Directions: Give every entry again, unchanged, and leave its images out.

--- START Entries shown ---

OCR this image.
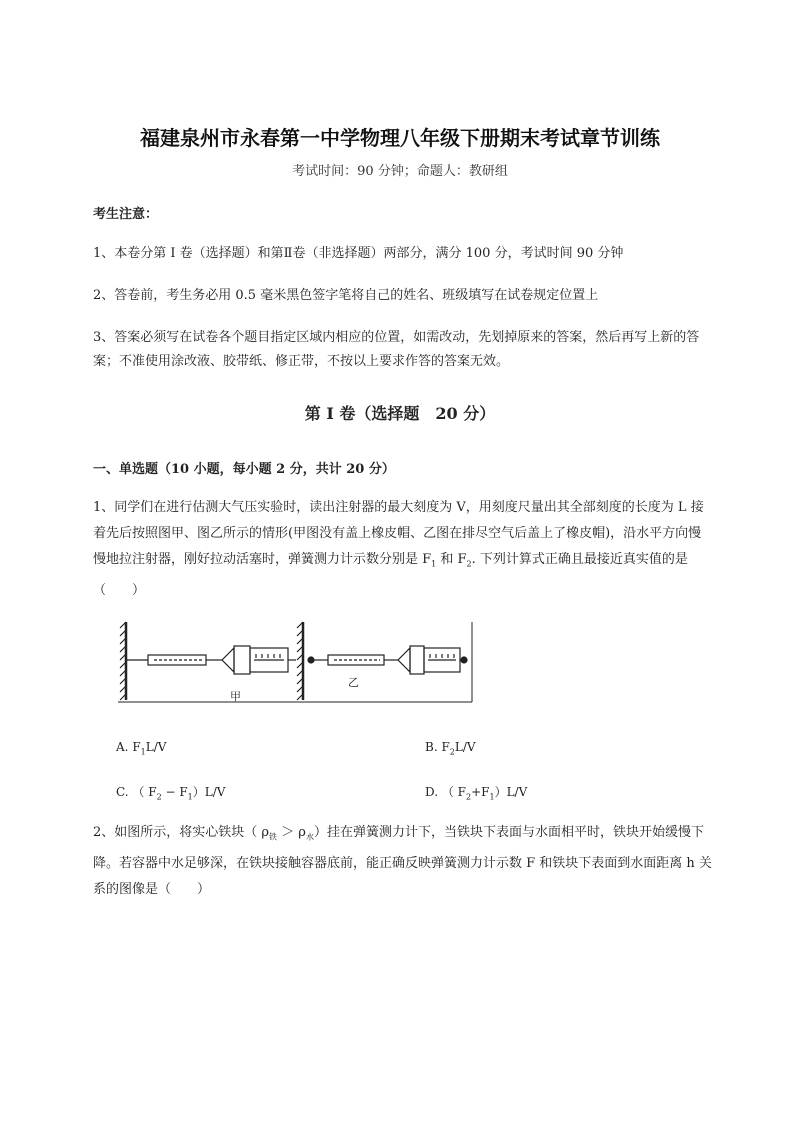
福建泉州市永春第一中学物理八年级下册期末考试章节训练
考试时间：90 分钟；命题人：教研组
考生注意：
1、本卷分第 I 卷（选择题）和第Ⅱ卷（非选择题）两部分，满分 100 分，考试时间 90 分钟
2、答卷前，考生务必用 0.5 毫米黑色签字笔将自己的姓名、班级填写在试卷规定位置上
3、答案必须写在试卷各个题目指定区域内相应的位置，如需改动，先划掉原来的答案，然后再写上新的答案；不准使用涂改液、胶带纸、修正带，不按以上要求作答的答案无效。
第 I 卷（选择题　20 分）
一、单选题（10 小题，每小题 2 分，共计 20 分）
1、同学们在进行估测大气压实验时，读出注射器的最大刻度为 V，用刻度尺量出其全部刻度的长度为 L 接着先后按照图甲、图乙所示的情形(甲图没有盖上橡皮帽、乙图在排尽空气后盖上了橡皮帽)，沿水平方向慢慢地拉注射器，刚好拉动活塞时，弹簧测力计示数分别是 $F_1$ 和 $F_2$. 下列计算式正确且最接近真实值的是（　　）
甲
乙
A. $F_1L/V$	B. $F_2L/V$
C. （ $F_2 - F_1)L/V$	D. （ $F_2+F_1)L/V$
2、如图所示，将实心铁块（ $\rho_铁 > \rho_水$）挂在弹簧测力计下，当铁块下表面与水面相平时，铁块开始缓慢下降。若容器中水足够深，在铁块接触容器底前，能正确反映弹簧测力计示数 F 和铁块下表面到水面距离 h 关系的图像是（　　）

--- END Entries shown ---

Result below:
OCR this image.
福建泉州市永春第一中学物理八年级下册期末考试章节训练
考试时间：90 分钟；命题人：教研组
考生注意：
1、本卷分第 I 卷（选择题）和第Ⅱ卷（非选择题）两部分，满分 100 分，考试时间 90 分钟
2、答卷前，考生务必用 0.5 毫米黑色签字笔将自己的姓名、班级填写在试卷规定位置上
3、答案必须写在试卷各个题目指定区域内相应的位置，如需改动，先划掉原来的答案，然后再写上新的答案；不准使用涂改液、胶带纸、修正带，不按以上要求作答的答案无效。
第 I 卷（选择题　20 分）
一、单选题（10 小题，每小题 2 分，共计 20 分）
1、同学们在进行估测大气压实验时，读出注射器的最大刻度为 V，用刻度尺量出其全部刻度的长度为 L 接着先后按照图甲、图乙所示的情形(甲图没有盖上橡皮帽、乙图在排尽空气后盖上了橡皮帽)，沿水平方向慢慢地拉注射器，刚好拉动活塞时，弹簧测力计示数分别是 $F_1$ 和 $F_2$. 下列计算式正确且最接近真实值的是（　　）
甲
乙
A. $F_1L/V$	B. $F_2L/V$
C. （ $F_2 - F_1)L/V$	D. （ $F_2+F_1)L/V$
2、如图所示，将实心铁块（ $\rho_铁 > \rho_水$）挂在弹簧测力计下，当铁块下表面与水面相平时，铁块开始缓慢下降。若容器中水足够深，在铁块接触容器底前，能正确反映弹簧测力计示数 F 和铁块下表面到水面距离 h 关系的图像是（　　）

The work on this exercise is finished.